--- STATED GOAL ---
Set down each record below precisely, skipping the pictures.

Collected data entries:
********************

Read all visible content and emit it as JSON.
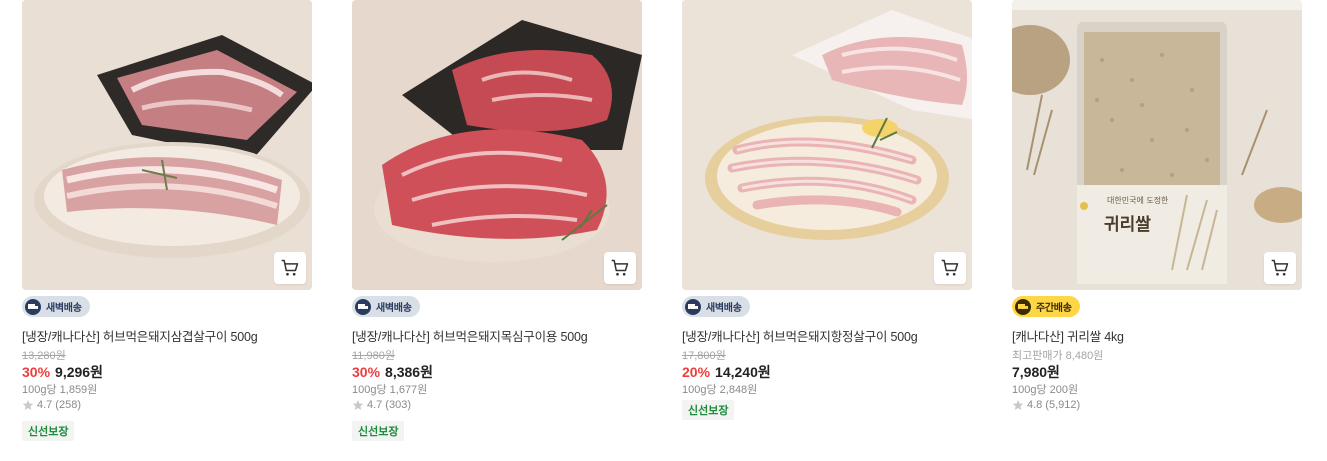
{
  "products": [
    {
      "badge": "새벽배송",
      "badge_type": "dawn",
      "name": "[냉장/캐나다산] 허브먹은돼지삼겹살구이 500g",
      "original_price": "13,280원",
      "discount": "30%",
      "price": "9,296원",
      "unit_price": "100g당 1,859원",
      "rating": "4.7",
      "reviews": "(258)",
      "tag": "신선보장",
      "image_icon": "pork-belly-image"
    },
    {
      "badge": "새벽배송",
      "badge_type": "dawn",
      "name": "[냉장/캐나다산] 허브먹은돼지목심구이용 500g",
      "original_price": "11,980원",
      "discount": "30%",
      "price": "8,386원",
      "unit_price": "100g당 1,677원",
      "rating": "4.7",
      "reviews": "(303)",
      "tag": "신선보장",
      "image_icon": "pork-neck-image"
    },
    {
      "badge": "새벽배송",
      "badge_type": "dawn",
      "name": "[냉장/캐나다산] 허브먹은돼지항정살구이 500g",
      "original_price": "17,800원",
      "discount": "20%",
      "price": "14,240원",
      "unit_price": "100g당 2,848원",
      "tag": "신선보장",
      "image_icon": "pork-jowl-image"
    },
    {
      "badge": "주간배송",
      "badge_type": "weekly",
      "name": "[캐나다산] 귀리쌀 4kg",
      "original_price": "최고판매가 8,480원",
      "price": "7,980원",
      "unit_price": "100g당 200원",
      "rating": "4.8",
      "reviews": "(5,912)",
      "image_icon": "oat-rice-bag-image",
      "package_text_small": "대한민국에 도정한",
      "package_text_large": "귀리쌀"
    }
  ],
  "icons": {
    "cart": "cart-icon",
    "star": "star-icon",
    "truck": "delivery-truck-icon"
  },
  "colors": {
    "discount": "#f03c3c",
    "dawn_badge_bg": "#d9dfe7",
    "weekly_badge_bg": "#ffd645",
    "fresh_tag_text": "#1e8a3c",
    "muted_text": "#8a8a8a"
  }
}
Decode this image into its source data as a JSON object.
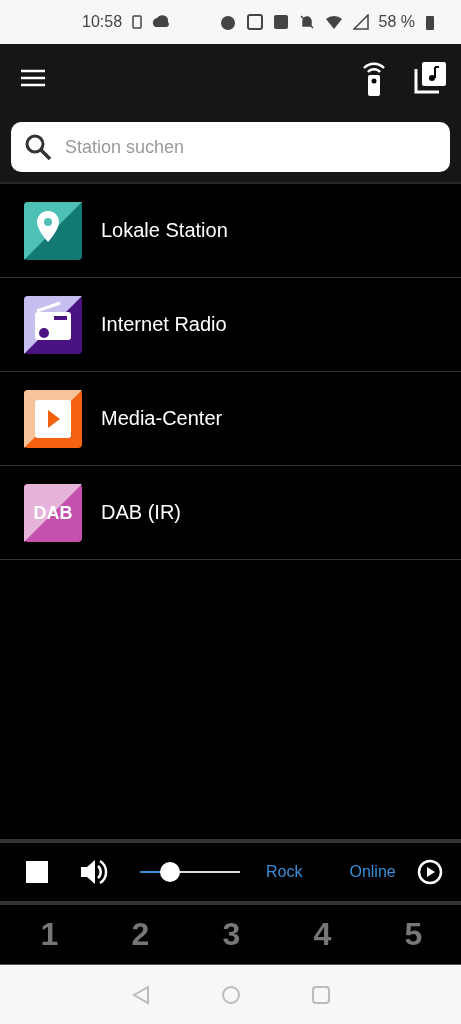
{
  "status_bar": {
    "time": "10:58",
    "battery_text": "58 %"
  },
  "search": {
    "placeholder": "Station suchen"
  },
  "items": [
    {
      "kind": "location",
      "label": "Lokale Station"
    },
    {
      "kind": "radio",
      "label": "Internet Radio"
    },
    {
      "kind": "media",
      "label": "Media-Center"
    },
    {
      "kind": "dab",
      "label": "DAB (IR)",
      "icon_text": "DAB"
    }
  ],
  "player": {
    "volume": {
      "level": 0.3
    },
    "texts": [
      "Rock",
      "Online"
    ]
  },
  "presets": [
    "1",
    "2",
    "3",
    "4",
    "5"
  ]
}
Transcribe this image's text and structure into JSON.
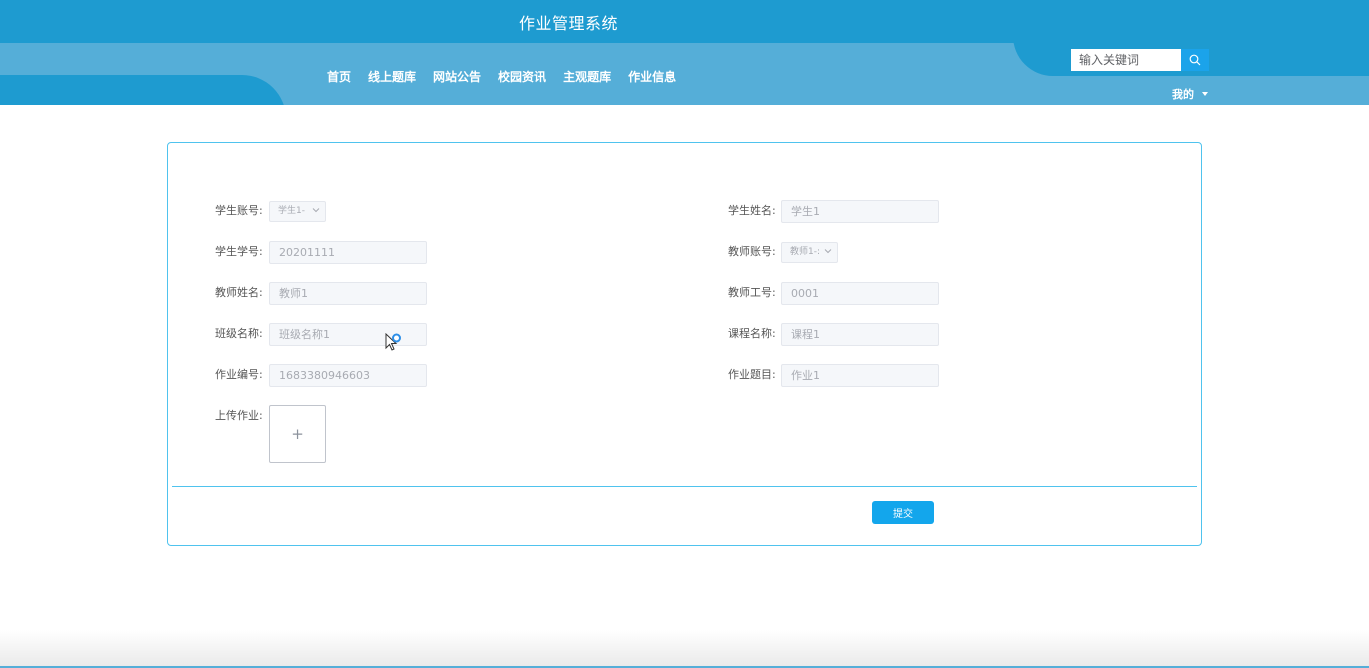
{
  "header": {
    "title": "作业管理系统",
    "nav": [
      "首页",
      "线上题库",
      "网站公告",
      "校园资讯",
      "主观题库",
      "作业信息"
    ],
    "search": {
      "placeholder": "输入关键词",
      "icon": "search-icon"
    },
    "user_menu": {
      "label": "我的",
      "icon": "caret-down-icon"
    }
  },
  "form": {
    "student_account": {
      "label": "学生账号:",
      "value": "学生1-"
    },
    "student_name": {
      "label": "学生姓名:",
      "value": "学生1"
    },
    "student_id": {
      "label": "学生学号:",
      "value": "20201111"
    },
    "teacher_account": {
      "label": "教师账号:",
      "value": "教师1-:"
    },
    "teacher_name": {
      "label": "教师姓名:",
      "value": "教师1"
    },
    "teacher_no": {
      "label": "教师工号:",
      "value": "0001"
    },
    "class_name": {
      "label": "班级名称:",
      "value": "班级名称1"
    },
    "course_name": {
      "label": "课程名称:",
      "value": "课程1"
    },
    "homework_no": {
      "label": "作业编号:",
      "value": "1683380946603"
    },
    "homework_title": {
      "label": "作业题目:",
      "value": "作业1"
    },
    "upload": {
      "label": "上传作业:",
      "icon": "plus-icon",
      "symbol": "+"
    },
    "submit_label": "提交"
  },
  "colors": {
    "header": "#1e9bd0",
    "nav_band": "#55aed8",
    "accent": "#13a6ec",
    "card_border": "#4fc3ee"
  }
}
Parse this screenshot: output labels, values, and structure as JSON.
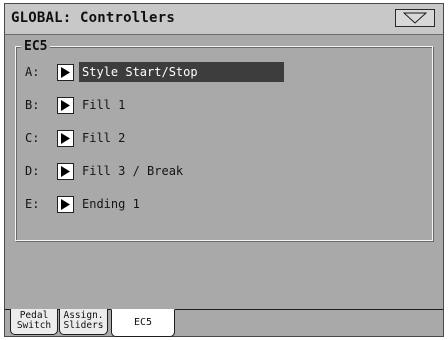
{
  "header": {
    "title": "GLOBAL: Controllers",
    "menu_icon": "triangle-down-icon"
  },
  "section": {
    "label": "EC5"
  },
  "assignments": [
    {
      "letter": "A:",
      "value": "Style Start/Stop",
      "selected": true
    },
    {
      "letter": "B:",
      "value": "Fill 1",
      "selected": false
    },
    {
      "letter": "C:",
      "value": "Fill 2",
      "selected": false
    },
    {
      "letter": "D:",
      "value": "Fill 3 / Break",
      "selected": false
    },
    {
      "letter": "E:",
      "value": "Ending 1",
      "selected": false
    }
  ],
  "tabs": [
    {
      "line1": "Pedal",
      "line2": "Switch",
      "active": false
    },
    {
      "line1": "Assign.",
      "line2": "Sliders",
      "active": false
    },
    {
      "line1": "EC5",
      "line2": "",
      "active": true
    }
  ],
  "colors": {
    "screen_bg": "#a9a9a9",
    "selection_bg": "#3d3d3d"
  }
}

********************

--- TASK RESPONSE ---
Read all visible content and emit it as JSON.
{
  "products": [
    {
      "badge": "새벽배송",
      "badge_type": "dawn",
      "name": "[냉장/캐나다산] 허브먹은돼지삼겹살구이 500g",
      "original_price": "13,280원",
      "discount": "30%",
      "price": "9,296원",
      "unit_price": "100g당 1,859원",
      "rating": "4.7",
      "reviews": "(258)",
      "tag": "신선보장",
      "image_icon": "pork-belly-image"
    },
    {
      "badge": "새벽배송",
      "badge_type": "dawn",
      "name": "[냉장/캐나다산] 허브먹은돼지목심구이용 500g",
      "original_price": "11,980원",
      "discount": "30%",
      "price": "8,386원",
      "unit_price": "100g당 1,677원",
      "rating": "4.7",
      "reviews": "(303)",
      "tag": "신선보장",
      "image_icon": "pork-neck-image"
    },
    {
      "badge": "새벽배송",
      "badge_type": "dawn",
      "name": "[냉장/캐나다산] 허브먹은돼지항정살구이 500g",
      "original_price": "17,800원",
      "discount": "20%",
      "price": "14,240원",
      "unit_price": "100g당 2,848원",
      "tag": "신선보장",
      "image_icon": "pork-jowl-image"
    },
    {
      "badge": "주간배송",
      "badge_type": "weekly",
      "name": "[캐나다산] 귀리쌀 4kg",
      "original_price": "최고판매가 8,480원",
      "price": "7,980원",
      "unit_price": "100g당 200원",
      "rating": "4.8",
      "reviews": "(5,912)",
      "image_icon": "oat-rice-bag-image",
      "package_text_small": "대한민국에 도정한",
      "package_text_large": "귀리쌀"
    }
  ],
  "icons": {
    "cart": "cart-icon",
    "star": "star-icon",
    "truck": "delivery-truck-icon"
  },
  "colors": {
    "discount": "#f03c3c",
    "dawn_badge_bg": "#d9dfe7",
    "weekly_badge_bg": "#ffd645",
    "fresh_tag_text": "#1e8a3c",
    "muted_text": "#8a8a8a"
  }
}
Decode this image into its source data as a JSON object.
{
  "status_bar": {
    "time": "10:58",
    "battery_text": "58 %"
  },
  "search": {
    "placeholder": "Station suchen"
  },
  "items": [
    {
      "kind": "location",
      "label": "Lokale Station"
    },
    {
      "kind": "radio",
      "label": "Internet Radio"
    },
    {
      "kind": "media",
      "label": "Media-Center"
    },
    {
      "kind": "dab",
      "label": "DAB (IR)",
      "icon_text": "DAB"
    }
  ],
  "player": {
    "volume": {
      "level": 0.3
    },
    "texts": [
      "Rock",
      "Online"
    ]
  },
  "presets": [
    "1",
    "2",
    "3",
    "4",
    "5"
  ]
}
Transcribe this image's text and structure into JSON.
{
  "header": {
    "title": "作业管理系统",
    "nav": [
      "首页",
      "线上题库",
      "网站公告",
      "校园资讯",
      "主观题库",
      "作业信息"
    ],
    "search": {
      "placeholder": "输入关键词",
      "icon": "search-icon"
    },
    "user_menu": {
      "label": "我的",
      "icon": "caret-down-icon"
    }
  },
  "form": {
    "student_account": {
      "label": "学生账号:",
      "value": "学生1-"
    },
    "student_name": {
      "label": "学生姓名:",
      "value": "学生1"
    },
    "student_id": {
      "label": "学生学号:",
      "value": "20201111"
    },
    "teacher_account": {
      "label": "教师账号:",
      "value": "教师1-:"
    },
    "teacher_name": {
      "label": "教师姓名:",
      "value": "教师1"
    },
    "teacher_no": {
      "label": "教师工号:",
      "value": "0001"
    },
    "class_name": {
      "label": "班级名称:",
      "value": "班级名称1"
    },
    "course_name": {
      "label": "课程名称:",
      "value": "课程1"
    },
    "homework_no": {
      "label": "作业编号:",
      "value": "1683380946603"
    },
    "homework_title": {
      "label": "作业题目:",
      "value": "作业1"
    },
    "upload": {
      "label": "上传作业:",
      "icon": "plus-icon",
      "symbol": "+"
    },
    "submit_label": "提交"
  },
  "colors": {
    "header": "#1e9bd0",
    "nav_band": "#55aed8",
    "accent": "#13a6ec",
    "card_border": "#4fc3ee"
  }
}
Parse this screenshot: output labels, values, and structure as JSON.
{
  "header": {
    "title": "GLOBAL: Controllers",
    "menu_icon": "triangle-down-icon"
  },
  "section": {
    "label": "EC5"
  },
  "assignments": [
    {
      "letter": "A:",
      "value": "Style Start/Stop",
      "selected": true
    },
    {
      "letter": "B:",
      "value": "Fill 1",
      "selected": false
    },
    {
      "letter": "C:",
      "value": "Fill 2",
      "selected": false
    },
    {
      "letter": "D:",
      "value": "Fill 3 / Break",
      "selected": false
    },
    {
      "letter": "E:",
      "value": "Ending 1",
      "selected": false
    }
  ],
  "tabs": [
    {
      "line1": "Pedal",
      "line2": "Switch",
      "active": false
    },
    {
      "line1": "Assign.",
      "line2": "Sliders",
      "active": false
    },
    {
      "line1": "EC5",
      "line2": "",
      "active": true
    }
  ],
  "colors": {
    "screen_bg": "#a9a9a9",
    "selection_bg": "#3d3d3d"
  }
}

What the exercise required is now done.